Aim: Copy out all the lines exactly. Omit pictures.

Items listed in a dataset:

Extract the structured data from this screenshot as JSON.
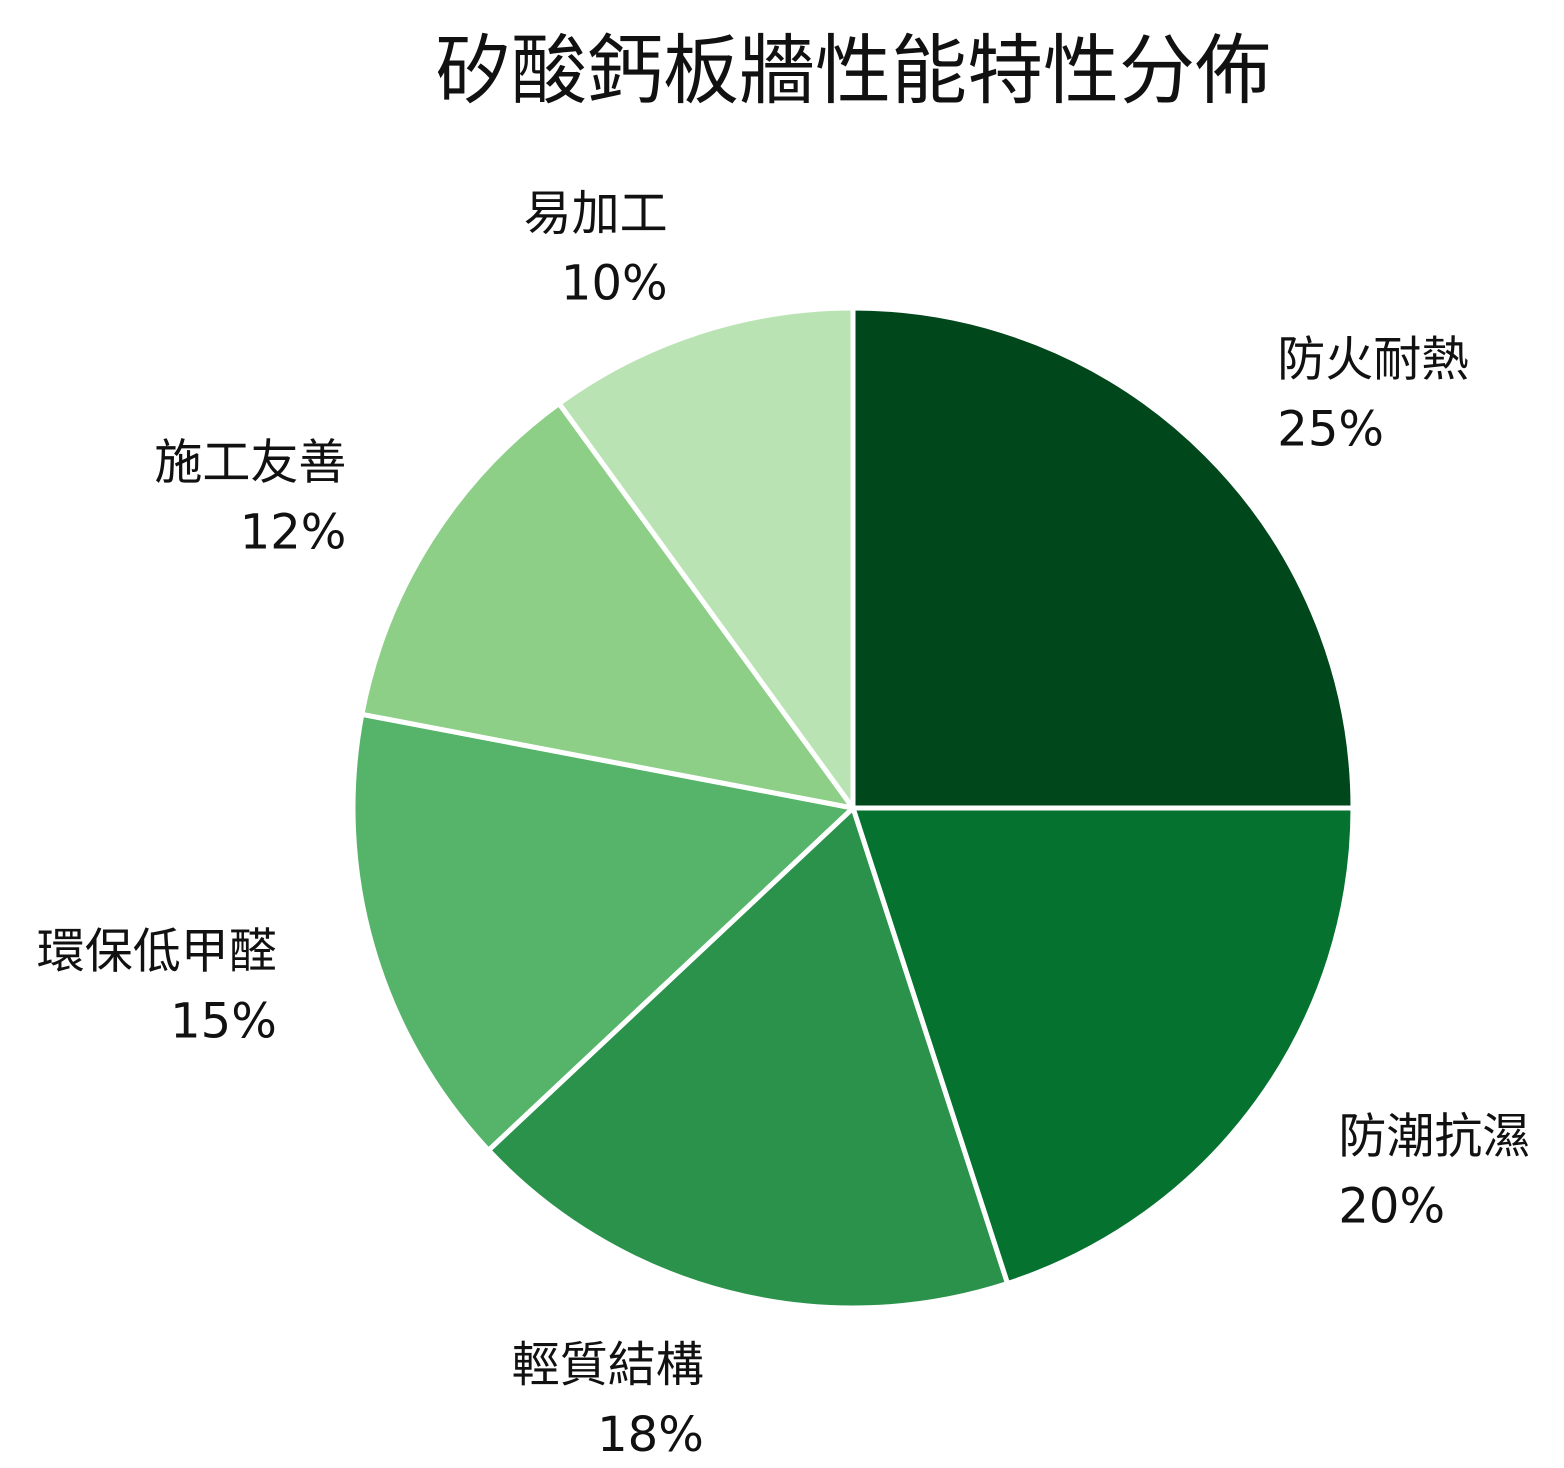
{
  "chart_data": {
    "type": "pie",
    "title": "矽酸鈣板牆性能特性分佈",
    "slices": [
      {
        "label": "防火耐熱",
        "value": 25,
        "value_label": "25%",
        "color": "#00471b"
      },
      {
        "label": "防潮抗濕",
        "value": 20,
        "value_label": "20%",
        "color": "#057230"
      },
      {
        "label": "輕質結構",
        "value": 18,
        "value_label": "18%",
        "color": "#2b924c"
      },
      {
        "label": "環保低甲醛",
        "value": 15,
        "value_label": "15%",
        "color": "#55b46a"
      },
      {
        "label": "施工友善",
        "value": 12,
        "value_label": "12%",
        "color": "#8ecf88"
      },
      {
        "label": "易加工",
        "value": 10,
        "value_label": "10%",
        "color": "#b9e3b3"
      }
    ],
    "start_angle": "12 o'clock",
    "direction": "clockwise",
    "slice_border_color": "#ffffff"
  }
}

Answer for this exercise:
Extract the structured data from this screenshot as JSON.
{
  "chart_data": {
    "type": "pie",
    "title": "矽酸鈣板牆性能特性分佈",
    "slices": [
      {
        "label": "防火耐熱",
        "value": 25,
        "value_label": "25%",
        "color": "#00471b"
      },
      {
        "label": "防潮抗濕",
        "value": 20,
        "value_label": "20%",
        "color": "#057230"
      },
      {
        "label": "輕質結構",
        "value": 18,
        "value_label": "18%",
        "color": "#2b924c"
      },
      {
        "label": "環保低甲醛",
        "value": 15,
        "value_label": "15%",
        "color": "#55b46a"
      },
      {
        "label": "施工友善",
        "value": 12,
        "value_label": "12%",
        "color": "#8ecf88"
      },
      {
        "label": "易加工",
        "value": 10,
        "value_label": "10%",
        "color": "#b9e3b3"
      }
    ],
    "start_angle": "12 o'clock",
    "direction": "clockwise",
    "slice_border_color": "#ffffff"
  }
}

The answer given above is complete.